* [Goal]:
Leave out the pictures and restate the rest of the data exactly.

* [Data shown]:
++++++++++++++++++++

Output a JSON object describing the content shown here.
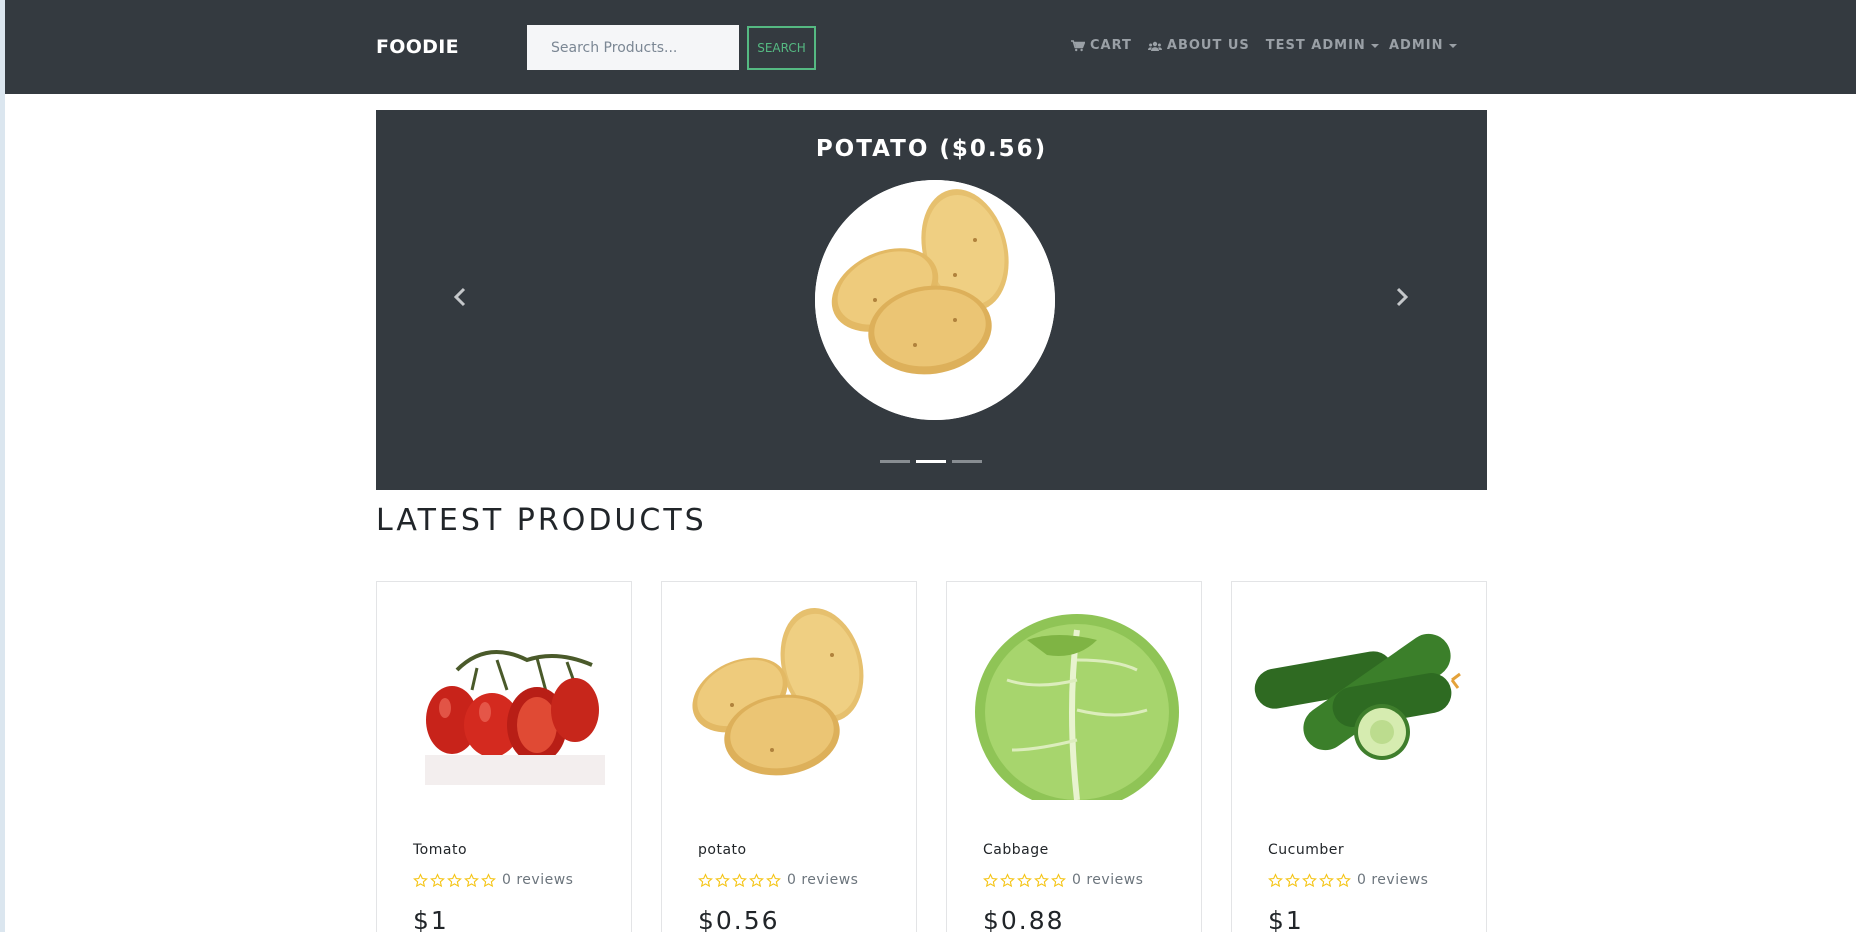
{
  "navbar": {
    "brand": "FOODIE",
    "search_placeholder": "Search Products...",
    "search_button": "SEARCH",
    "links": {
      "cart": "CART",
      "about": "ABOUT US",
      "user": "TEST ADMIN",
      "admin": "ADMIN"
    }
  },
  "carousel": {
    "title": "POTATO ($0.56)",
    "image": "potato",
    "slides": 3,
    "active_slide": 2
  },
  "section": {
    "title": "LATEST PRODUCTS"
  },
  "products": [
    {
      "name": "Tomato",
      "reviews": "0 reviews",
      "price": "$1",
      "image": "tomato"
    },
    {
      "name": "potato",
      "reviews": "0 reviews",
      "price": "$0.56",
      "image": "potato"
    },
    {
      "name": "Cabbage",
      "reviews": "0 reviews",
      "price": "$0.88",
      "image": "cabbage"
    },
    {
      "name": "Cucumber",
      "reviews": "0 reviews",
      "price": "$1",
      "image": "cucumber"
    }
  ],
  "colors": {
    "navbar_bg": "#343a40",
    "accent_green": "#55b982",
    "star": "#f5c518"
  }
}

++++++++++++++++++++

* [Final result]:
Output a JSON object describing the content shown here.
{
  "navbar": {
    "brand": "FOODIE",
    "search_placeholder": "Search Products...",
    "search_button": "SEARCH",
    "links": {
      "cart": "CART",
      "about": "ABOUT US",
      "user": "TEST ADMIN",
      "admin": "ADMIN"
    }
  },
  "carousel": {
    "title": "POTATO ($0.56)",
    "image": "potato",
    "slides": 3,
    "active_slide": 2
  },
  "section": {
    "title": "LATEST PRODUCTS"
  },
  "products": [
    {
      "name": "Tomato",
      "reviews": "0 reviews",
      "price": "$1",
      "image": "tomato"
    },
    {
      "name": "potato",
      "reviews": "0 reviews",
      "price": "$0.56",
      "image": "potato"
    },
    {
      "name": "Cabbage",
      "reviews": "0 reviews",
      "price": "$0.88",
      "image": "cabbage"
    },
    {
      "name": "Cucumber",
      "reviews": "0 reviews",
      "price": "$1",
      "image": "cucumber"
    }
  ],
  "colors": {
    "navbar_bg": "#343a40",
    "accent_green": "#55b982",
    "star": "#f5c518"
  }
}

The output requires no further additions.